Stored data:
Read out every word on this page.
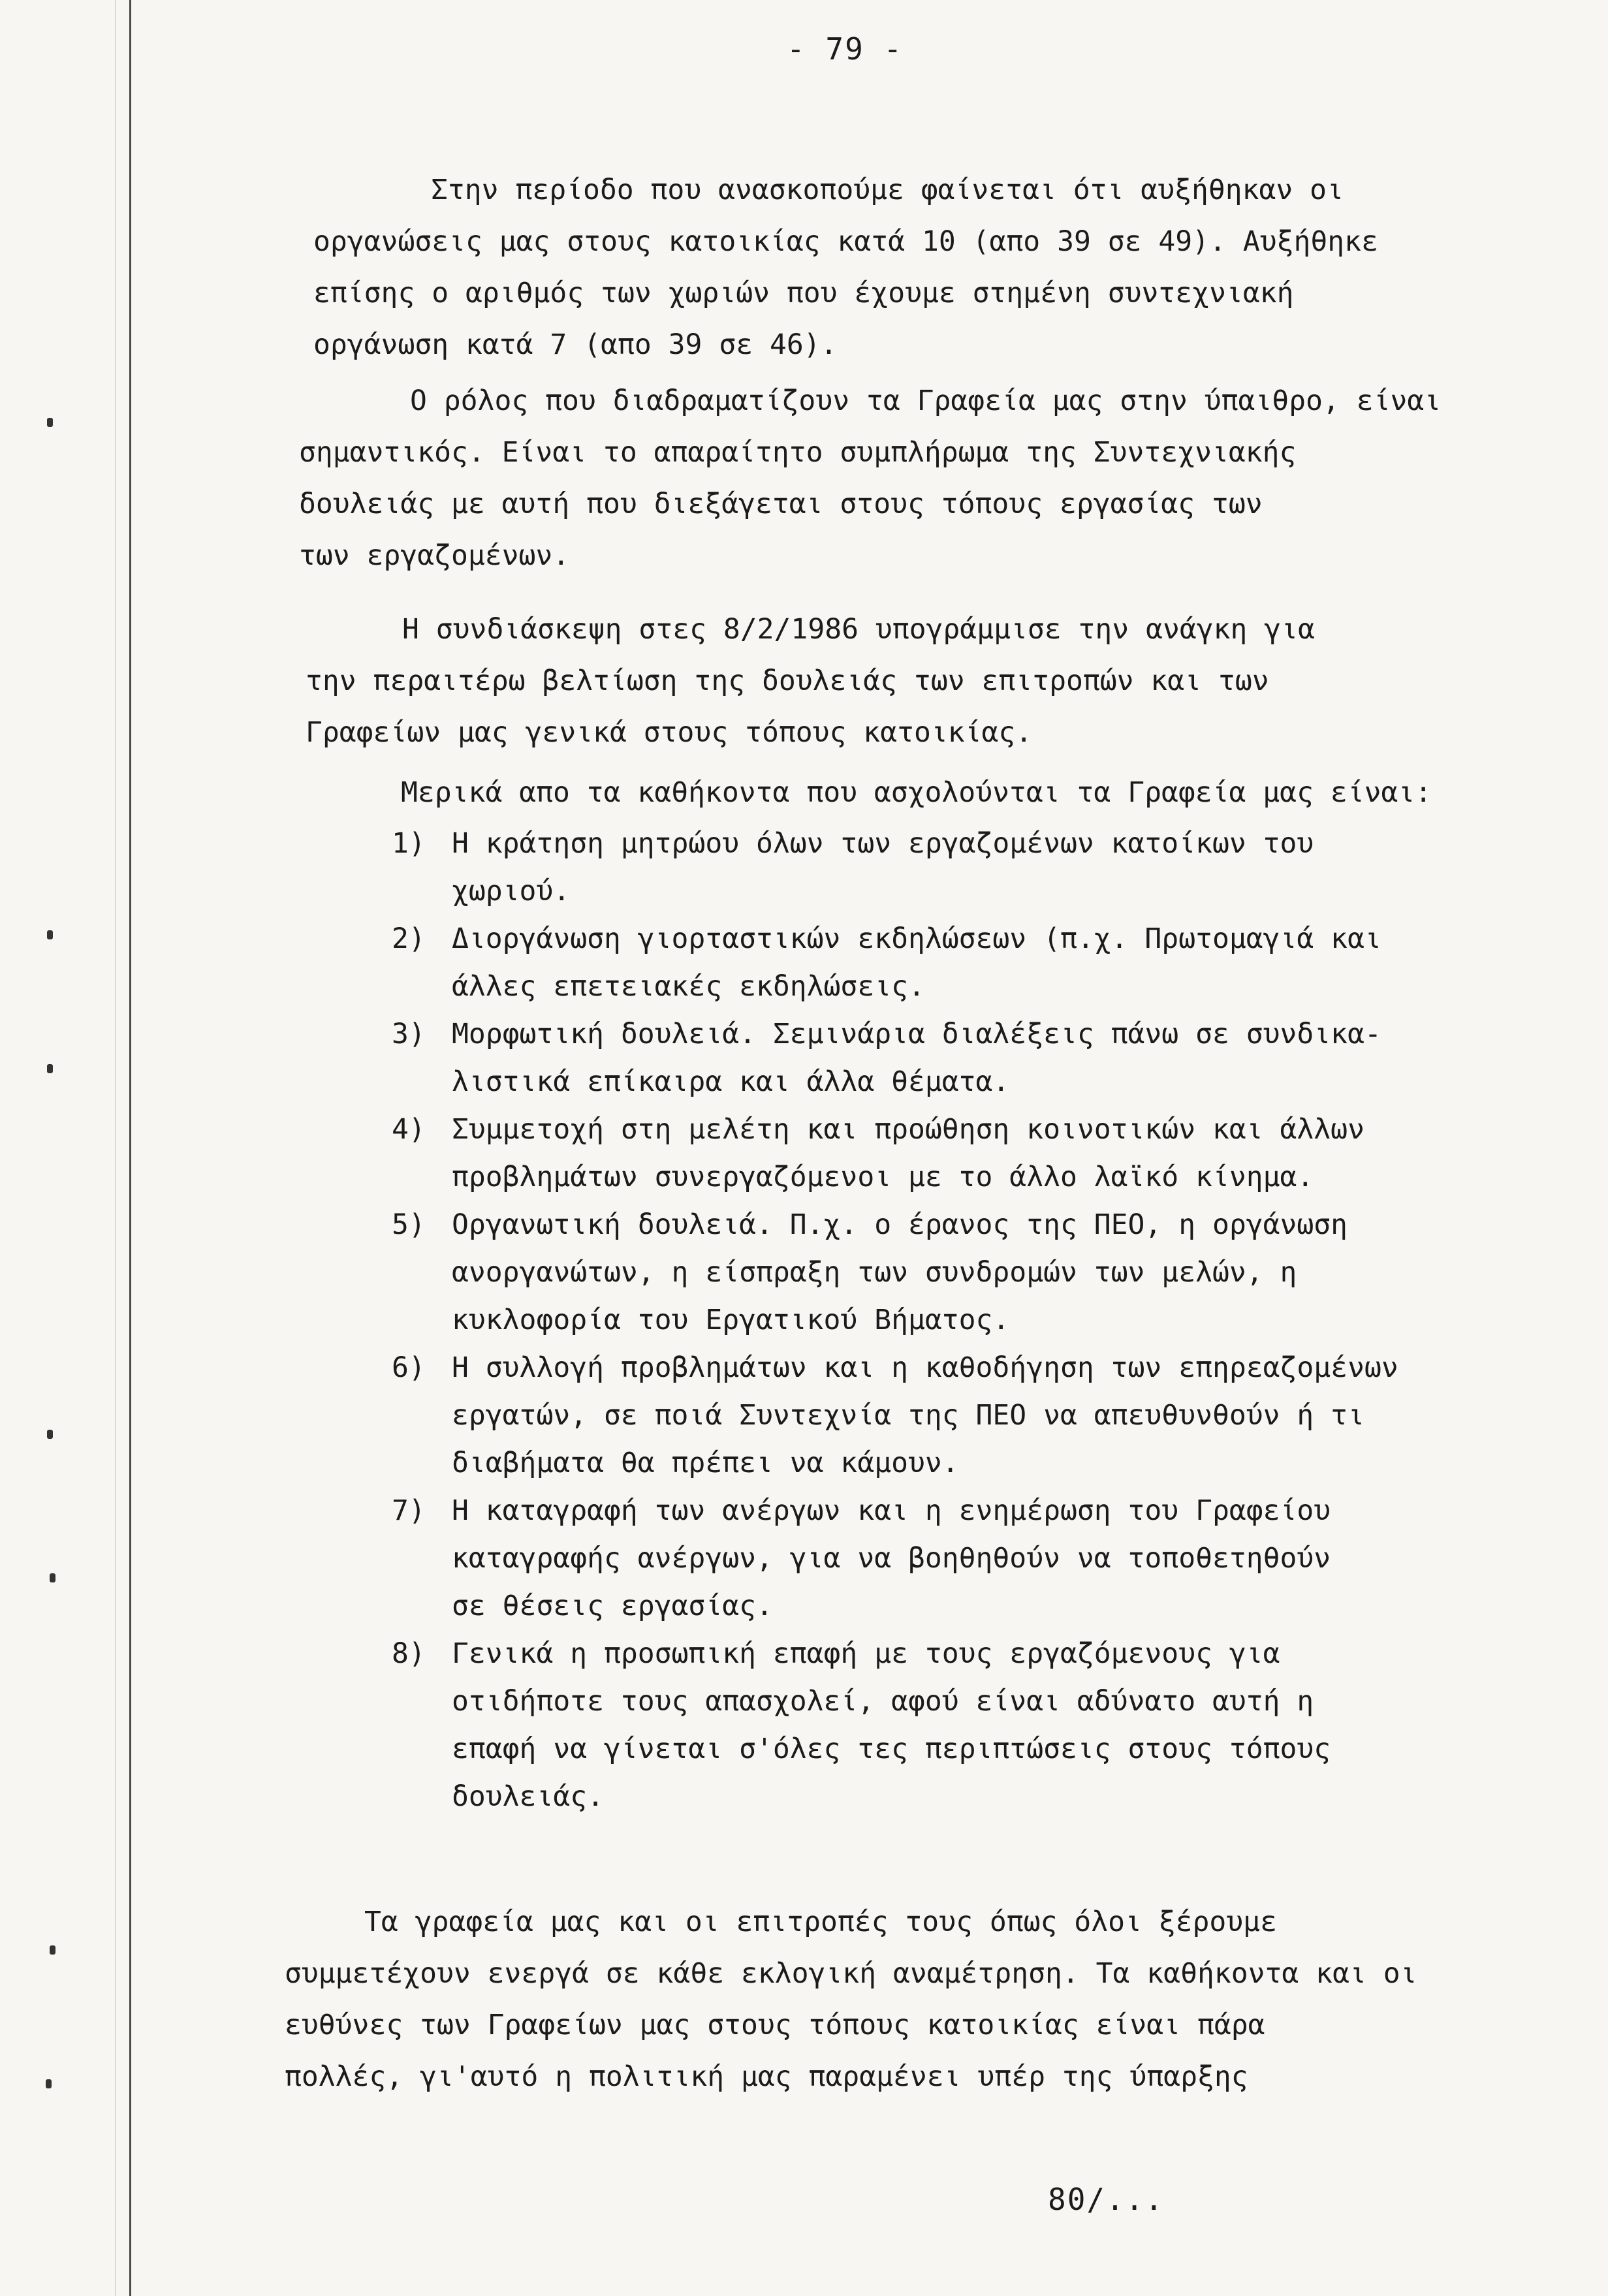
- 79 -
Στην περίοδο που ανασκοπούμε φαίνεται ότι αυξήθηκαν οι
οργανώσεις μας στους κατοικίας κατά 10 (απο 39 σε 49). Αυξήθηκε
επίσης ο αριθμός των χωριών που έχουμε στημένη συντεχνιακή
οργάνωση κατά 7 (απο 39 σε 46).
Ο ρόλος που διαδραματίζουν τα Γραφεία μας στην ύπαιθρο, είναι
σημαντικός. Είναι το απαραίτητο συμπλήρωμα της Συντεχνιακής
δουλειάς με αυτή που διεξάγεται στους τόπους εργασίας των
των εργαζομένων.
Η συνδιάσκεψη στες 8/2/1986 υπογράμμισε την ανάγκη για
την περαιτέρω βελτίωση της δουλειάς των επιτροπών και των
Γραφείων μας γενικά στους τόπους κατοικίας.
Μερικά απο τα καθήκοντα που ασχολούνται τα Γραφεία μας είναι:
1) Η κράτηση μητρώου όλων των εργαζομένων κατοίκων του
χωριού.
2) Διοργάνωση γιορταστικών εκδηλώσεων (π.χ. Πρωτομαγιά και
άλλες επετειακές εκδηλώσεις.
3) Μορφωτική δουλειά. Σεμινάρια διαλέξεις πάνω σε συνδικα-
λιστικά επίκαιρα και άλλα θέματα.
4) Συμμετοχή στη μελέτη και προώθηση κοινοτικών και άλλων
προβλημάτων συνεργαζόμενοι με το άλλο λαϊκό κίνημα.
5) Οργανωτική δουλειά. Π.χ. ο έρανος της ΠΕΟ, η οργάνωση
ανοργανώτων, η είσπραξη των συνδρομών των μελών, η
κυκλοφορία του Εργατικού Βήματος.
6) Η συλλογή προβλημάτων και η καθοδήγηση των επηρεαζομένων
εργατών, σε ποιά Συντεχνία της ΠΕΟ να απευθυνθούν ή τι
διαβήματα θα πρέπει να κάμουν.
7) Η καταγραφή των ανέργων και η ενημέρωση του Γραφείου
καταγραφής ανέργων, για να βοηθηθούν να τοποθετηθούν
σε θέσεις εργασίας.
8) Γενικά η προσωπική επαφή με τους εργαζόμενους για
οτιδήποτε τους απασχολεί, αφού είναι αδύνατο αυτή η
επαφή να γίνεται σ'όλες τες περιπτώσεις στους τόπους
δουλειάς.
Τα γραφεία μας και οι επιτροπές τους όπως όλοι ξέρουμε
συμμετέχουν ενεργά σε κάθε εκλογική αναμέτρηση. Τα καθήκοντα και οι
ευθύνες των Γραφείων μας στους τόπους κατοικίας είναι πάρα
πολλές, γι'αυτό η πολιτική μας παραμένει υπέρ της ύπαρξης
80/...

# What you should do
Copy each line above where the string "προβλημάτων" occurs.

# Task output
προβλημάτων συνεργαζόμενοι με το άλλο λαϊκό κίνημα.
6) Η συλλογή προβλημάτων και η καθοδήγηση των επηρεαζομένων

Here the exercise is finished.